§ **PROBLEM DESCRIPTION**:
Your answer is a single number: the count of lines that contain the string "авсан".

§ **DATA FOR THIS TASK**:
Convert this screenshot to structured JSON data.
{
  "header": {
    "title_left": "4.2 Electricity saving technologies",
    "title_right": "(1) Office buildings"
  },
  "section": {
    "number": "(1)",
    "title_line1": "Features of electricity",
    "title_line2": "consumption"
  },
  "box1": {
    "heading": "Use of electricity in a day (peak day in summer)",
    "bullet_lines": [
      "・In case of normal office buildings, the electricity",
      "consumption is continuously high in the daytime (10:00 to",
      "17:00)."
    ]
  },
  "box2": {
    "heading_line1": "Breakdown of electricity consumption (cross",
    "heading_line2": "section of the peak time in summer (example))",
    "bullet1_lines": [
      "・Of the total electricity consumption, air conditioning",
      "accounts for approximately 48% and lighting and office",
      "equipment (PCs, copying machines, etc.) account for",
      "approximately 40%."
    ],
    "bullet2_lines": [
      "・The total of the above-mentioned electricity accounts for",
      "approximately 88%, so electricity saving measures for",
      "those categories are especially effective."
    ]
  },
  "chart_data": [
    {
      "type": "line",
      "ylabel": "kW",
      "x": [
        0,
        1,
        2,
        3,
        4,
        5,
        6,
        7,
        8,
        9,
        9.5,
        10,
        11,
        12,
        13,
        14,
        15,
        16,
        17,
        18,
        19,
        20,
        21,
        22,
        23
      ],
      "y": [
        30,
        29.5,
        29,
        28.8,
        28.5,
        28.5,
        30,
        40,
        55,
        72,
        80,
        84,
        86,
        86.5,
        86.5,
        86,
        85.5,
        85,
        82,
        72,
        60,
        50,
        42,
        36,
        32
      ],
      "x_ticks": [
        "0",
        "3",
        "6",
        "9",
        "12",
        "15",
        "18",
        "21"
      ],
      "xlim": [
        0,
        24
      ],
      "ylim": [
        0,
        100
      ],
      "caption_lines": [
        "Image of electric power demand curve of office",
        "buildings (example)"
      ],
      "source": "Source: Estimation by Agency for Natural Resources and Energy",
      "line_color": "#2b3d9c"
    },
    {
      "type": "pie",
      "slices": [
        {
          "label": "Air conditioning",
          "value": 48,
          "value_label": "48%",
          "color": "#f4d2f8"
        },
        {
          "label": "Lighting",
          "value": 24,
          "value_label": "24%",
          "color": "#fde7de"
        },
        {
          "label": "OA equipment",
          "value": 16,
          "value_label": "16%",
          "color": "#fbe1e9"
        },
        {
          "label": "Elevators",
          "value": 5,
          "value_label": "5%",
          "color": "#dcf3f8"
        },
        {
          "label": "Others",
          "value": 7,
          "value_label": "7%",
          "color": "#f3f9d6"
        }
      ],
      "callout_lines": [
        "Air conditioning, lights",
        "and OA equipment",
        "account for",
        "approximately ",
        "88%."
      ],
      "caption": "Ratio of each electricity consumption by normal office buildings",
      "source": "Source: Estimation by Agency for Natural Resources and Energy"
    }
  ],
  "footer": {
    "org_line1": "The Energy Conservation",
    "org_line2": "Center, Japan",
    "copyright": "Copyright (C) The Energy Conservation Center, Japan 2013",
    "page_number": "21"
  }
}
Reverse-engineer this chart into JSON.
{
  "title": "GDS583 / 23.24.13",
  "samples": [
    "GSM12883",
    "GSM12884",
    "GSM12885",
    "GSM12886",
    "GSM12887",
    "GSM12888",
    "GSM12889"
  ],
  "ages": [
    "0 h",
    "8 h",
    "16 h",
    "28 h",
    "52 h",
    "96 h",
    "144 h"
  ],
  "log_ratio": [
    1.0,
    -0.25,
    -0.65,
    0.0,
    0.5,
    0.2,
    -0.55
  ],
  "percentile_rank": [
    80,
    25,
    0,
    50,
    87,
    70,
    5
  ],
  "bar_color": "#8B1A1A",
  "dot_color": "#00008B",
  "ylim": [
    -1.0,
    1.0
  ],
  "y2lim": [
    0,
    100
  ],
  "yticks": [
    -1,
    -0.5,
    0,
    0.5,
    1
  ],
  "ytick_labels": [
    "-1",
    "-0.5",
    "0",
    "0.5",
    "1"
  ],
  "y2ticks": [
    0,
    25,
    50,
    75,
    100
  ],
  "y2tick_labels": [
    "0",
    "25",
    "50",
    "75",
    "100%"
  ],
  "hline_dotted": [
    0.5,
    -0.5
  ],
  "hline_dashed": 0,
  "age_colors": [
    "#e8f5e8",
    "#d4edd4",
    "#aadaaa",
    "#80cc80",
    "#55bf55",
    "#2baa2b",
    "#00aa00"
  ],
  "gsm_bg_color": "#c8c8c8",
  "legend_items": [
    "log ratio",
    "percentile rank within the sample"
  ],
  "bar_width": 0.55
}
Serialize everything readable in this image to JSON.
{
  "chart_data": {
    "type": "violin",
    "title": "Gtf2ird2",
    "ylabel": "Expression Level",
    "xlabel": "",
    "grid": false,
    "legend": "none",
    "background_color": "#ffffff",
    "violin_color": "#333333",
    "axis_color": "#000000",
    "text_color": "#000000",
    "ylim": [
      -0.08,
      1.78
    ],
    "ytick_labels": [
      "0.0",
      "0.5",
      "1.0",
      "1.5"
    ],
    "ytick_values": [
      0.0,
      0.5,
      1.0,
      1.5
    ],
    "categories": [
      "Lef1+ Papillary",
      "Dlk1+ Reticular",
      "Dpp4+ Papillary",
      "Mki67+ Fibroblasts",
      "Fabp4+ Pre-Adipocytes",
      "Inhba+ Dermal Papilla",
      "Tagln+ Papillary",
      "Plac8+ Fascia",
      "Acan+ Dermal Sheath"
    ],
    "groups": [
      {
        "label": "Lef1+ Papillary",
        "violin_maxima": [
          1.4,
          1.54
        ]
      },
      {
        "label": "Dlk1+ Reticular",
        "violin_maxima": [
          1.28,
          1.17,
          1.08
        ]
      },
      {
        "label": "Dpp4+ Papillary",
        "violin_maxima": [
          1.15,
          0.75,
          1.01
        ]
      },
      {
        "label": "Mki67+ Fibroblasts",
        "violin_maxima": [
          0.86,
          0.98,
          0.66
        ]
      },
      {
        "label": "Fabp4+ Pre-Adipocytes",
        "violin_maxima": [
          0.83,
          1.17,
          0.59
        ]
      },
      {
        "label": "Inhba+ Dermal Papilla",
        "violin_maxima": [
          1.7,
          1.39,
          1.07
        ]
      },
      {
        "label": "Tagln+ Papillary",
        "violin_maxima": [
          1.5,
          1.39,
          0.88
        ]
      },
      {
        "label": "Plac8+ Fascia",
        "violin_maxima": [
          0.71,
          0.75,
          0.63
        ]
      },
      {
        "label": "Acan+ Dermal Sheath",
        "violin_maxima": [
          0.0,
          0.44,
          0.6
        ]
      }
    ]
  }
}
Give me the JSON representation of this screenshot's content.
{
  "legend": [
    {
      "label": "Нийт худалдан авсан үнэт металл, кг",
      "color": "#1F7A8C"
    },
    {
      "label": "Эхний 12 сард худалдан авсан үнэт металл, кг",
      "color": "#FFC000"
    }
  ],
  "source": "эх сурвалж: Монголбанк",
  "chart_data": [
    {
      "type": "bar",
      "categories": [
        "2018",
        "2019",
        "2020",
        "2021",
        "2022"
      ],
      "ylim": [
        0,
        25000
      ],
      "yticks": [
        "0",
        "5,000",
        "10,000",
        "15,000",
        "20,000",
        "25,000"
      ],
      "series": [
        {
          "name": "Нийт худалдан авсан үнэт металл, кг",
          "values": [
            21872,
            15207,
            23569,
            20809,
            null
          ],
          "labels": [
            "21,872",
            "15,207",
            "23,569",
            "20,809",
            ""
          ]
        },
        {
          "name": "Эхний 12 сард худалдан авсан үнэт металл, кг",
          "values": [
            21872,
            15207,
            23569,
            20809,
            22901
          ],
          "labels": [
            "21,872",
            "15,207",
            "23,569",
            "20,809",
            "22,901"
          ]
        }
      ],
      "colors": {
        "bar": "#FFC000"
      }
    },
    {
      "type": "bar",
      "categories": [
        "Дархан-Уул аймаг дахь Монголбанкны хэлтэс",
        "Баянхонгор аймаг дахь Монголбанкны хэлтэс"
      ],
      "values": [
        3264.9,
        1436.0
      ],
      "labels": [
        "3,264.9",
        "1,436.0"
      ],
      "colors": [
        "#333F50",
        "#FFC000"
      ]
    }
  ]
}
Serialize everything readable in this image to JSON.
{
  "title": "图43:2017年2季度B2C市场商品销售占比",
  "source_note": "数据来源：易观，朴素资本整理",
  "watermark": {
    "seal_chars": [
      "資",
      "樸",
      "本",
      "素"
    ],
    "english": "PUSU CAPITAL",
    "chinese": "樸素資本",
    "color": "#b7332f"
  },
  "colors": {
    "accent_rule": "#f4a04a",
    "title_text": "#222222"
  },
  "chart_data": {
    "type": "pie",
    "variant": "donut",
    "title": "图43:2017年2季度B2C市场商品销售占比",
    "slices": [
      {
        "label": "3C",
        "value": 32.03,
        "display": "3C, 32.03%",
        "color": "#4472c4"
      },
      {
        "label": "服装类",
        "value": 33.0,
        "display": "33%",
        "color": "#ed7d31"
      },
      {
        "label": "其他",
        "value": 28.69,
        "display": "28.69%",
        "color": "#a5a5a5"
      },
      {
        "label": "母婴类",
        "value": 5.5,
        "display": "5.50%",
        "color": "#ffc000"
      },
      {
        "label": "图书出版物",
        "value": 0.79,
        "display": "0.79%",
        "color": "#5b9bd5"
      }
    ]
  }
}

§ **RESULT OF THE EXERCISE**:
4